## Exercise objective
Determine the number of lines that contain the word "osito", then state that number and nothing more.

— start Exercise input —

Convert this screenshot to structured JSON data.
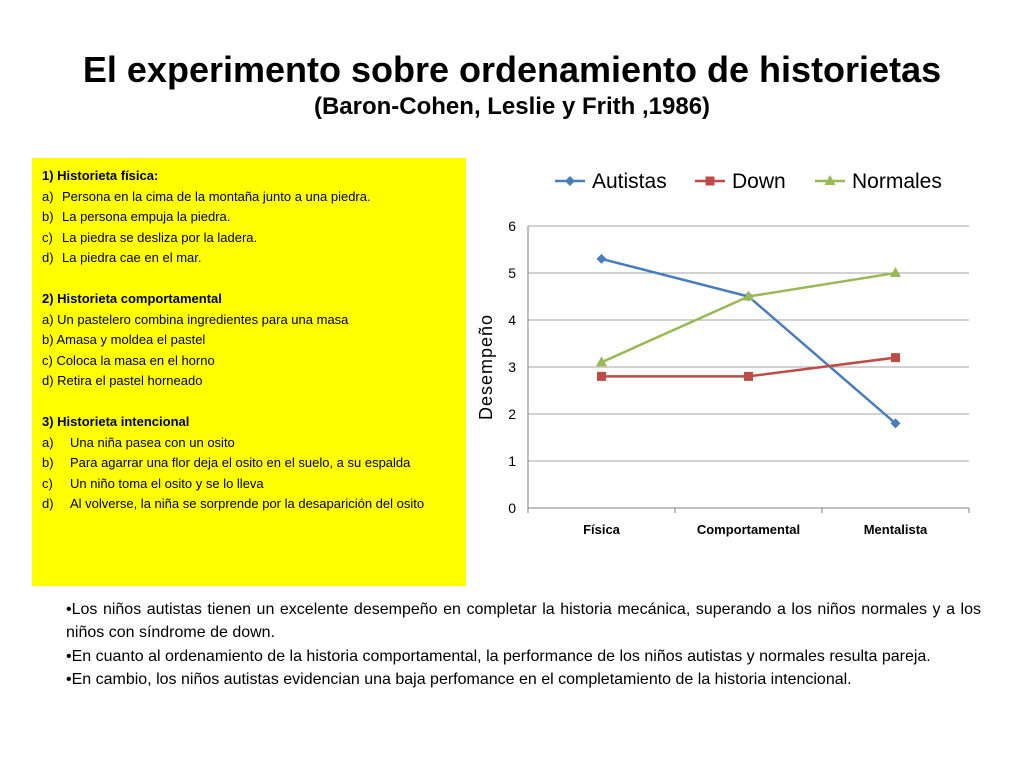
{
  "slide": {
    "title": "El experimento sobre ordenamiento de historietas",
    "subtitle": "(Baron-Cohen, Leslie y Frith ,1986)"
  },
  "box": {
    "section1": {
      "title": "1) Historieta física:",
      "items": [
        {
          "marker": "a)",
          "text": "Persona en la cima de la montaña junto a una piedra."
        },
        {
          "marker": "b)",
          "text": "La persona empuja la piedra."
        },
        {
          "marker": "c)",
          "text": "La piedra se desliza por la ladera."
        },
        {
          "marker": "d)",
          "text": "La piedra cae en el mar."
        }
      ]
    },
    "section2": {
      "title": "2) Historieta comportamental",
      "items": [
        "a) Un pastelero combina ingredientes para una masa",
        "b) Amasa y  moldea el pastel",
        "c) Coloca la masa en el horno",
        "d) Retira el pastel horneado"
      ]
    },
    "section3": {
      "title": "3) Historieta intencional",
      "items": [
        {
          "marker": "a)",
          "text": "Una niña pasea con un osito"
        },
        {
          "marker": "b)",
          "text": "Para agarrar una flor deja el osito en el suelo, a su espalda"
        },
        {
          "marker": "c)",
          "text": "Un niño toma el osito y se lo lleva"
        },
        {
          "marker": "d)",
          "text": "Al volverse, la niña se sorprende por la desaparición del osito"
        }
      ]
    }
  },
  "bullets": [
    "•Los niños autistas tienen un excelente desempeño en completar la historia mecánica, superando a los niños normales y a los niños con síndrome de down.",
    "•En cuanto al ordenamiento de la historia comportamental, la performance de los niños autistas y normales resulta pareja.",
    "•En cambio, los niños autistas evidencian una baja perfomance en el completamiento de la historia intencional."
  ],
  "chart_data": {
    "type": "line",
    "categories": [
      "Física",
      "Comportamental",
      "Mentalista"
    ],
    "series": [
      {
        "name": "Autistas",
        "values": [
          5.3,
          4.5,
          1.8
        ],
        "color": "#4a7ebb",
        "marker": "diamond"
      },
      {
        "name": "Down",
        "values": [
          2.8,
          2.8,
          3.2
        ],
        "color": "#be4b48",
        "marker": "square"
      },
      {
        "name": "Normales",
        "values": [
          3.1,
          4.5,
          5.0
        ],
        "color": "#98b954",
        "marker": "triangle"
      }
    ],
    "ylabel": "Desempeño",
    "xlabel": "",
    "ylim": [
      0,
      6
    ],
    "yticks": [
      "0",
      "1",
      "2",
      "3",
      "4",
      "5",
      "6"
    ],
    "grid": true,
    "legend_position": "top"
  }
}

— end Exercise input —

## Answer for this exercise
4